The request.
Omit the images, then print each record below exactly as it reads.

Data for this task.
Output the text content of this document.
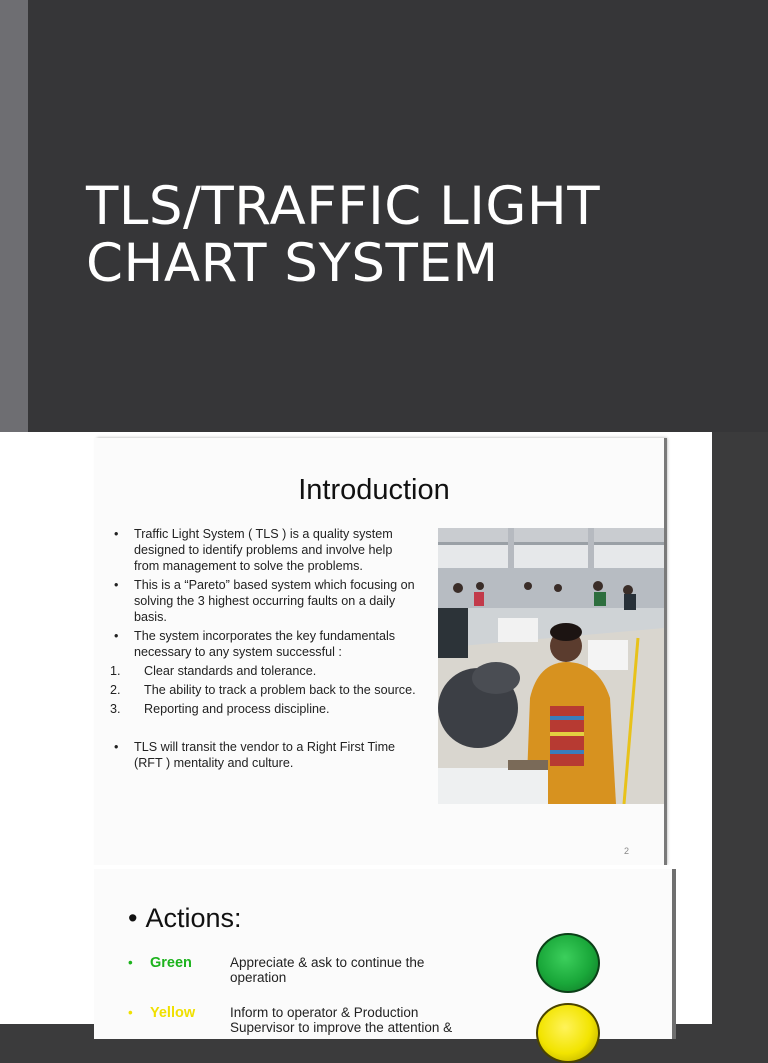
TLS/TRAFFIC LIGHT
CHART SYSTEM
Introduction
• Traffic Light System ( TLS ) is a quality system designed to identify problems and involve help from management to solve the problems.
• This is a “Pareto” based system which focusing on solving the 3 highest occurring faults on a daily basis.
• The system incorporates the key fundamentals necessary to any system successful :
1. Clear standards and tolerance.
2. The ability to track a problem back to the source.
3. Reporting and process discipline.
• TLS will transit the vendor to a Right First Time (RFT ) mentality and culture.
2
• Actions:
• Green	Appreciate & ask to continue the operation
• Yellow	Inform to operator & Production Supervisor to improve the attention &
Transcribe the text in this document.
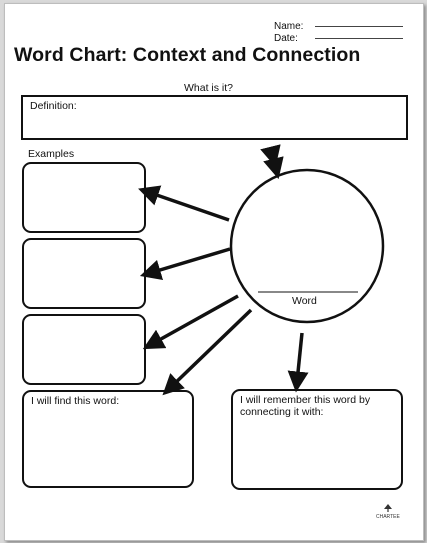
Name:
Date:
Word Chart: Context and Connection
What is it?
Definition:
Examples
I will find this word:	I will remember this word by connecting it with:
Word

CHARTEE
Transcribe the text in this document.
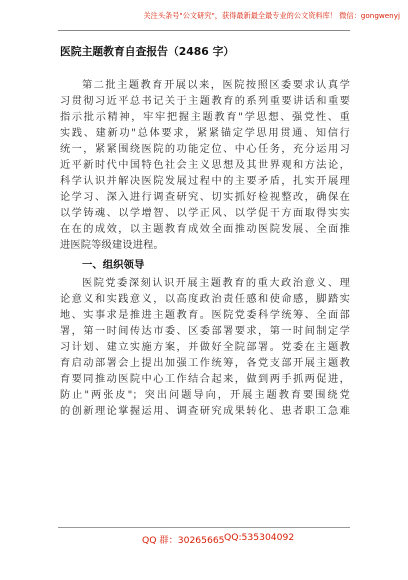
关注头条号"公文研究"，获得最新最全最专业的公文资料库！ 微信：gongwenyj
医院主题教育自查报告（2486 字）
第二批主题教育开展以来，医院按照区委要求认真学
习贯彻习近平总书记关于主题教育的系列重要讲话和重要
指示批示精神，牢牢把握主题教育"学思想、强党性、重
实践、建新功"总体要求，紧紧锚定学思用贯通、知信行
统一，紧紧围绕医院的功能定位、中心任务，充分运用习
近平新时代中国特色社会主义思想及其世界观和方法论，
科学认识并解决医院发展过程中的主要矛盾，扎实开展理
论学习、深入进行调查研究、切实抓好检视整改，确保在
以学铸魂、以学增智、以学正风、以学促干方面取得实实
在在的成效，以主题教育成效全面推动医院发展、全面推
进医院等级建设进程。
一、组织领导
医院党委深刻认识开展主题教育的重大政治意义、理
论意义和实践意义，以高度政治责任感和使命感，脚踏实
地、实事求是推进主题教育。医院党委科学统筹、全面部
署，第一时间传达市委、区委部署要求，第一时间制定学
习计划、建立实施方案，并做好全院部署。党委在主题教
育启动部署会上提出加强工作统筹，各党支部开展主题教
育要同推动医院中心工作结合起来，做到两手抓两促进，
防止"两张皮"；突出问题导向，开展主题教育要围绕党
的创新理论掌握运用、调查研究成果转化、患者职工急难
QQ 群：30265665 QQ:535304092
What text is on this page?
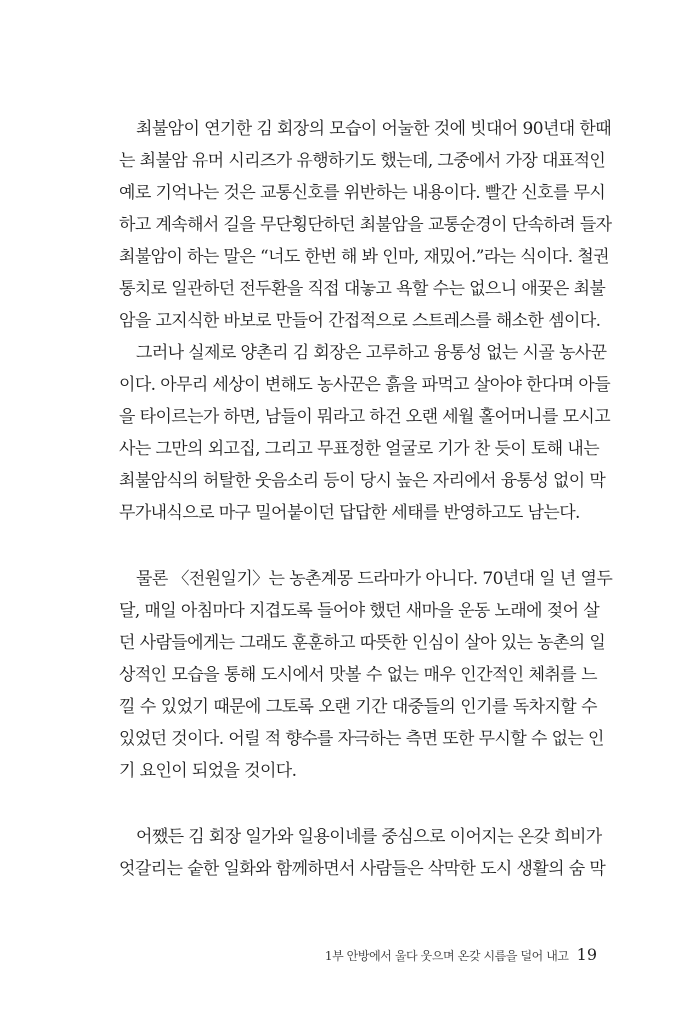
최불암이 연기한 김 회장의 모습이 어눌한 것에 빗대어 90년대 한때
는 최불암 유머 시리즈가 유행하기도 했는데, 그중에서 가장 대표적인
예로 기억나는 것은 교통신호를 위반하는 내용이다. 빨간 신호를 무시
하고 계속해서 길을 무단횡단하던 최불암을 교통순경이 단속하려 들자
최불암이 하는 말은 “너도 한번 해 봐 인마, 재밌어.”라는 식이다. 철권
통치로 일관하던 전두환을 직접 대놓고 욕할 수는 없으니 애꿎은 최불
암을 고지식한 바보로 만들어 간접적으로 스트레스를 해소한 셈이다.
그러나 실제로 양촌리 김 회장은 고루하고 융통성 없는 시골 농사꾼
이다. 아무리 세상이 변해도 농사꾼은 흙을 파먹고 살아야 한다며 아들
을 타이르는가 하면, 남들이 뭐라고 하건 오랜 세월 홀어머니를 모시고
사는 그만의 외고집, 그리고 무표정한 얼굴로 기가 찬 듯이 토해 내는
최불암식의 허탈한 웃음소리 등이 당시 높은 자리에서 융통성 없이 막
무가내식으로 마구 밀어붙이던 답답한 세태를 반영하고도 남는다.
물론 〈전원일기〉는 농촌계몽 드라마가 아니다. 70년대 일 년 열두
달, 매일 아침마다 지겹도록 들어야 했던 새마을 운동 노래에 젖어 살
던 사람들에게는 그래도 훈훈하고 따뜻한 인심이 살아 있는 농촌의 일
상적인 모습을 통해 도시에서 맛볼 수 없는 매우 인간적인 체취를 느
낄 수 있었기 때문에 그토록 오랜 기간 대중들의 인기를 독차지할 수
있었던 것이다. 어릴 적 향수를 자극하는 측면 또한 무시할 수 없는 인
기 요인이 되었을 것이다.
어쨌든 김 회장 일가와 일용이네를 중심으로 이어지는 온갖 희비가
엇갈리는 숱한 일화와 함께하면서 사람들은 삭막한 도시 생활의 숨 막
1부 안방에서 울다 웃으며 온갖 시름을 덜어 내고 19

Result of this exercise.
Output the text content of this document.
TLS/TRAFFIC LIGHT
CHART SYSTEM
Introduction
• Traffic Light System ( TLS ) is a quality system designed to identify problems and involve help from management to solve the problems.
• This is a “Pareto” based system which focusing on solving the 3 highest occurring faults on a daily basis.
• The system incorporates the key fundamentals necessary to any system successful :
1. Clear standards and tolerance.
2. The ability to track a problem back to the source.
3. Reporting and process discipline.
• TLS will transit the vendor to a Right First Time (RFT ) mentality and culture.
2
• Actions:
• Green	Appreciate & ask to continue the operation
• Yellow	Inform to operator & Production Supervisor to improve the attention &
Transcribe the text in this document.
Name:
Date:
Word Chart: Context and Connection
What is it?
Definition:
Examples
I will find this word:	I will remember this word by connecting it with:
Word

CHARTEE
Transcribe the text in this document.
关注头条号"公文研究"，获得最新最全最专业的公文资料库！ 微信：gongwenyj
医院主题教育自查报告（2486 字）
第二批主题教育开展以来，医院按照区委要求认真学
习贯彻习近平总书记关于主题教育的系列重要讲话和重要
指示批示精神，牢牢把握主题教育"学思想、强党性、重
实践、建新功"总体要求，紧紧锚定学思用贯通、知信行
统一，紧紧围绕医院的功能定位、中心任务，充分运用习
近平新时代中国特色社会主义思想及其世界观和方法论，
科学认识并解决医院发展过程中的主要矛盾，扎实开展理
论学习、深入进行调查研究、切实抓好检视整改，确保在
以学铸魂、以学增智、以学正风、以学促干方面取得实实
在在的成效，以主题教育成效全面推动医院发展、全面推
进医院等级建设进程。
一、组织领导
医院党委深刻认识开展主题教育的重大政治意义、理
论意义和实践意义，以高度政治责任感和使命感，脚踏实
地、实事求是推进主题教育。医院党委科学统筹、全面部
署，第一时间传达市委、区委部署要求，第一时间制定学
习计划、建立实施方案，并做好全院部署。党委在主题教
育启动部署会上提出加强工作统筹，各党支部开展主题教
育要同推动医院中心工作结合起来，做到两手抓两促进，
防止"两张皮"；突出问题导向，开展主题教育要围绕党
的创新理论掌握运用、调查研究成果转化、患者职工急难
QQ 群：30265665 QQ:535304092
What text is on this page?
최불암이 연기한 김 회장의 모습이 어눌한 것에 빗대어 90년대 한때
는 최불암 유머 시리즈가 유행하기도 했는데, 그중에서 가장 대표적인
예로 기억나는 것은 교통신호를 위반하는 내용이다. 빨간 신호를 무시
하고 계속해서 길을 무단횡단하던 최불암을 교통순경이 단속하려 들자
최불암이 하는 말은 “너도 한번 해 봐 인마, 재밌어.”라는 식이다. 철권
통치로 일관하던 전두환을 직접 대놓고 욕할 수는 없으니 애꿎은 최불
암을 고지식한 바보로 만들어 간접적으로 스트레스를 해소한 셈이다.
그러나 실제로 양촌리 김 회장은 고루하고 융통성 없는 시골 농사꾼
이다. 아무리 세상이 변해도 농사꾼은 흙을 파먹고 살아야 한다며 아들
을 타이르는가 하면, 남들이 뭐라고 하건 오랜 세월 홀어머니를 모시고
사는 그만의 외고집, 그리고 무표정한 얼굴로 기가 찬 듯이 토해 내는
최불암식의 허탈한 웃음소리 등이 당시 높은 자리에서 융통성 없이 막
무가내식으로 마구 밀어붙이던 답답한 세태를 반영하고도 남는다.
물론 〈전원일기〉는 농촌계몽 드라마가 아니다. 70년대 일 년 열두
달, 매일 아침마다 지겹도록 들어야 했던 새마을 운동 노래에 젖어 살
던 사람들에게는 그래도 훈훈하고 따뜻한 인심이 살아 있는 농촌의 일
상적인 모습을 통해 도시에서 맛볼 수 없는 매우 인간적인 체취를 느
낄 수 있었기 때문에 그토록 오랜 기간 대중들의 인기를 독차지할 수
있었던 것이다. 어릴 적 향수를 자극하는 측면 또한 무시할 수 없는 인
기 요인이 되었을 것이다.
어쨌든 김 회장 일가와 일용이네를 중심으로 이어지는 온갖 희비가
엇갈리는 숱한 일화와 함께하면서 사람들은 삭막한 도시 생활의 숨 막
1부 안방에서 울다 웃으며 온갖 시름을 덜어 내고 19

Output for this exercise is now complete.